Brief 1 ::
In the piece on Louis XIV and Russian privatization, reproduce the span from "So long in fact, that" up to and including "succession for himself." word for word.
Brief 2 ::
In the piece on Louis XIV and Russian privatization, in how many additional enterprises does the federal government own stakes, according to the State Property Ministry?

Selected text ::
When Louis XIV was dying in 1715, he had ruled for 72 years, the longest period of absolute one-man rule in the history of Europe to that time, or in the time that followed.

So long in fact, that almost all the lawful heirs to the throne of France were dead – Louis’ son, his grandsons, and all but one of his great-grandsons.

That led his two bastard sons and bastard daughter into a conspiracy to put them in line to succeed, in case Louis, the five-year old great-grandson, died prematurely. To ensure success, they stoked the allegation that Louis’ nephew, Philippe, Duke of Orleans, had poisoned the others to capture the succession for himself.

As Philippe was lawfully the regent until little Louis could be proclaimed king, the bastards obliged old Louis to add a codicil to his will, putting the troops of the royal palaces and supervision of the boy under the control of the bastards. The codicil was signed as the black spots of gangrene were rising up the king’s bedridden legs, just seven days before he died.

Since the governments of states also succumb to gangrene, and ambitious bastards are everywhere, it’s prudent to ask what the Kremlin wants to do with its powers over the remainder of the state property it plans to privatize before March 2004 – the date when, to make the historical comparison, you might say President Vladimir Putin’s regency ends, and his kingship begins; it is also the date by which, you might add, the bastards conceived during President Yeltsin’s rule must entrench the codicil Yeltsin forced Putin to accept, or risk losing everything.

There are almost 10,000 state-owned enterprises in Russia, and the federal government owns stakes in another 4,354, according to figures released by the State Property Ministry. Although to be legal, privatization must be submitted and authorized by parliament, the government may reorganize state enterprises into shareholding companies – the first and main step towards privatization – by decree.

Reorganizing the biggest fuel and energy producers in the economy – Gazprom and Unified Energy Systems (UES) – has already begun, and enactment of legislative approval of the UES plan could be in the bag before 2004. Coal and oil, the other main sources of energy, are almost entirely disposed of already. Unless Putin is very careful, or the Duma is aroused to its first effective revolt since 1998, the regency will end with the transfer of virtually all the power sources of Russia to the bastards.

Supplied material ::
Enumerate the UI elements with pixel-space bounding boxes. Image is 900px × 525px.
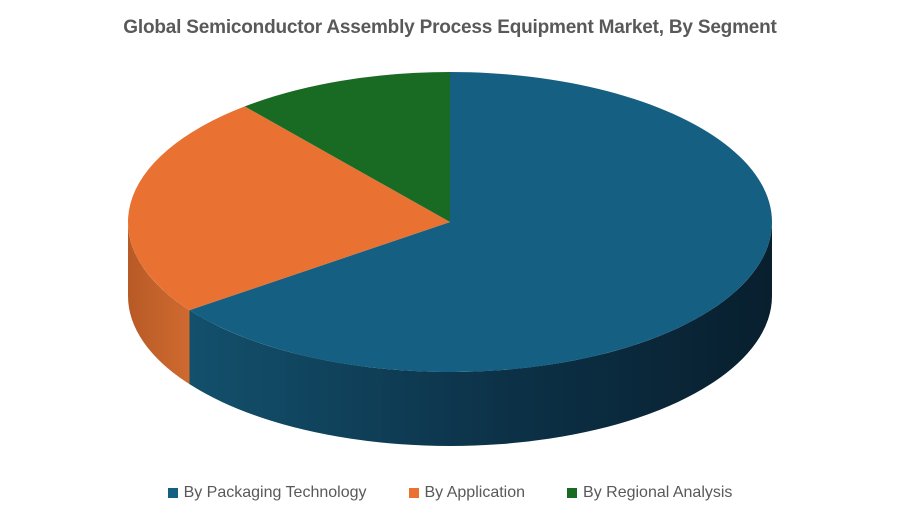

Worked solution 1 ::
So long in fact, that almost all the lawful heirs to the throne of France were dead – Louis’ son, his grandsons, and all but one of his great-grandsons.

That led his two bastard sons and bastard daughter into a conspiracy to put them in line to succeed, in case Louis, the five-year old great-grandson, died prematurely. To ensure success, they stoked the allegation that Louis’ nephew, Philippe, Duke of Orleans, had poisoned the others to capture the succession for himself.

Worked solution 2 ::
4,354